*** Exercise material ***

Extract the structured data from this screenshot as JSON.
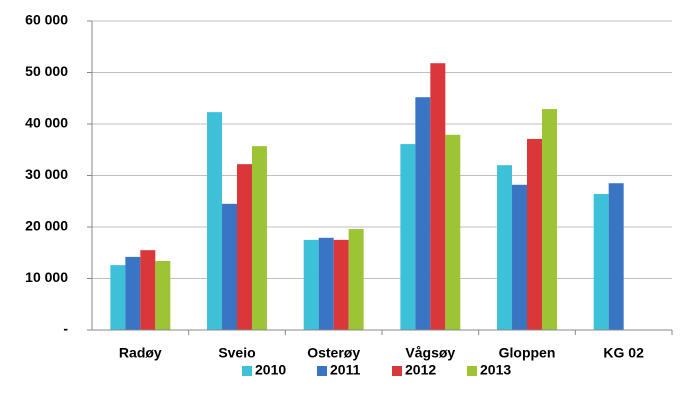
{
  "chart_data": {
    "type": "bar",
    "categories": [
      "Radøy",
      "Sveio",
      "Osterøy",
      "Vågsøy",
      "Gloppen",
      "KG 02"
    ],
    "series": [
      {
        "name": "2010",
        "color": "#3cc1d9",
        "values": [
          12600,
          42300,
          17500,
          36100,
          32000,
          26400
        ]
      },
      {
        "name": "2011",
        "color": "#3a75c4",
        "values": [
          14200,
          24500,
          17900,
          45200,
          28200,
          28500
        ]
      },
      {
        "name": "2012",
        "color": "#d9373a",
        "values": [
          15500,
          32200,
          17500,
          51800,
          37100,
          null
        ]
      },
      {
        "name": "2013",
        "color": "#9dc435",
        "values": [
          13400,
          35700,
          19600,
          37900,
          42900,
          null
        ]
      }
    ],
    "ylim": [
      0,
      60000
    ],
    "yticks": [
      {
        "value": 0,
        "label": "-"
      },
      {
        "value": 10000,
        "label": "10 000"
      },
      {
        "value": 20000,
        "label": "20 000"
      },
      {
        "value": 30000,
        "label": "30 000"
      },
      {
        "value": 40000,
        "label": "40 000"
      },
      {
        "value": 50000,
        "label": "50 000"
      },
      {
        "value": 60000,
        "label": "60 000"
      }
    ],
    "grid": true,
    "legend": "bottom"
  }
}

***

Reproduce every entry exactly, but omit each picture.

Extract the structured data from this screenshot as JSON.
{
  "chart_data": {
    "type": "bar",
    "categories": [
      "Radøy",
      "Sveio",
      "Osterøy",
      "Vågsøy",
      "Gloppen",
      "KG 02"
    ],
    "series": [
      {
        "name": "2010",
        "color": "#3cc1d9",
        "values": [
          12600,
          42300,
          17500,
          36100,
          32000,
          26400
        ]
      },
      {
        "name": "2011",
        "color": "#3a75c4",
        "values": [
          14200,
          24500,
          17900,
          45200,
          28200,
          28500
        ]
      },
      {
        "name": "2012",
        "color": "#d9373a",
        "values": [
          15500,
          32200,
          17500,
          51800,
          37100,
          null
        ]
      },
      {
        "name": "2013",
        "color": "#9dc435",
        "values": [
          13400,
          35700,
          19600,
          37900,
          42900,
          null
        ]
      }
    ],
    "ylim": [
      0,
      60000
    ],
    "yticks": [
      {
        "value": 0,
        "label": "-"
      },
      {
        "value": 10000,
        "label": "10 000"
      },
      {
        "value": 20000,
        "label": "20 000"
      },
      {
        "value": 30000,
        "label": "30 000"
      },
      {
        "value": 40000,
        "label": "40 000"
      },
      {
        "value": 50000,
        "label": "50 000"
      },
      {
        "value": 60000,
        "label": "60 000"
      }
    ],
    "grid": true,
    "legend": "bottom"
  }
}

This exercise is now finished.